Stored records
********

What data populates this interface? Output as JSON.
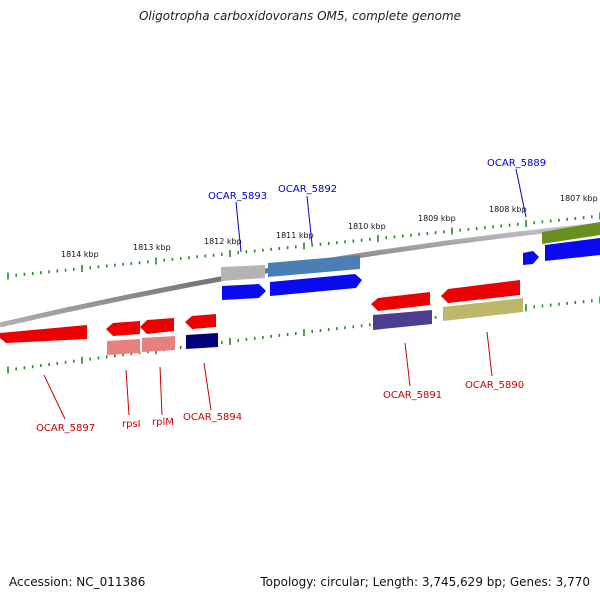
{
  "title": "Oligotropha carboxidovorans OM5, complete genome",
  "footer": {
    "accession": "Accession: NC_011386",
    "summary": "Topology: circular; Length: 3,745,629 bp; Genes: 3,770"
  },
  "colors": {
    "backbone": "#888888",
    "tick": "#228b22",
    "forward_label": "#0000cc",
    "reverse_label": "#cc0000"
  },
  "scale": {
    "unit": "kbp",
    "labels": [
      "1814 kbp",
      "1813 kbp",
      "1812 kbp",
      "1811 kbp",
      "1810 kbp",
      "1809 kbp",
      "1808 kbp",
      "1807 kbp"
    ]
  },
  "genes": {
    "forward": [
      {
        "label": "OCAR_5893",
        "color": "#1010f0"
      },
      {
        "label": "OCAR_5892",
        "color": "#1010f0"
      },
      {
        "label": "OCAR_5889",
        "color": "#1010f0"
      }
    ],
    "reverse": [
      {
        "label": "OCAR_5897",
        "color": "#ee0000"
      },
      {
        "label": "rpsI",
        "color": "#ee0000"
      },
      {
        "label": "rplM",
        "color": "#ee0000"
      },
      {
        "label": "OCAR_5894",
        "color": "#ee0000"
      },
      {
        "label": "OCAR_5891",
        "color": "#ee0000"
      },
      {
        "label": "OCAR_5890",
        "color": "#ee0000"
      }
    ]
  }
}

********

Every record above must reappear exactly in the answer, minus its pictures.

TASK RESPONSE >>
What data populates this interface? Output as JSON.
{
  "title": "Oligotropha carboxidovorans OM5, complete genome",
  "footer": {
    "accession": "Accession: NC_011386",
    "summary": "Topology: circular; Length: 3,745,629 bp; Genes: 3,770"
  },
  "colors": {
    "backbone": "#888888",
    "tick": "#228b22",
    "forward_label": "#0000cc",
    "reverse_label": "#cc0000"
  },
  "scale": {
    "unit": "kbp",
    "labels": [
      "1814 kbp",
      "1813 kbp",
      "1812 kbp",
      "1811 kbp",
      "1810 kbp",
      "1809 kbp",
      "1808 kbp",
      "1807 kbp"
    ]
  },
  "genes": {
    "forward": [
      {
        "label": "OCAR_5893",
        "color": "#1010f0"
      },
      {
        "label": "OCAR_5892",
        "color": "#1010f0"
      },
      {
        "label": "OCAR_5889",
        "color": "#1010f0"
      }
    ],
    "reverse": [
      {
        "label": "OCAR_5897",
        "color": "#ee0000"
      },
      {
        "label": "rpsI",
        "color": "#ee0000"
      },
      {
        "label": "rplM",
        "color": "#ee0000"
      },
      {
        "label": "OCAR_5894",
        "color": "#ee0000"
      },
      {
        "label": "OCAR_5891",
        "color": "#ee0000"
      },
      {
        "label": "OCAR_5890",
        "color": "#ee0000"
      }
    ]
  }
}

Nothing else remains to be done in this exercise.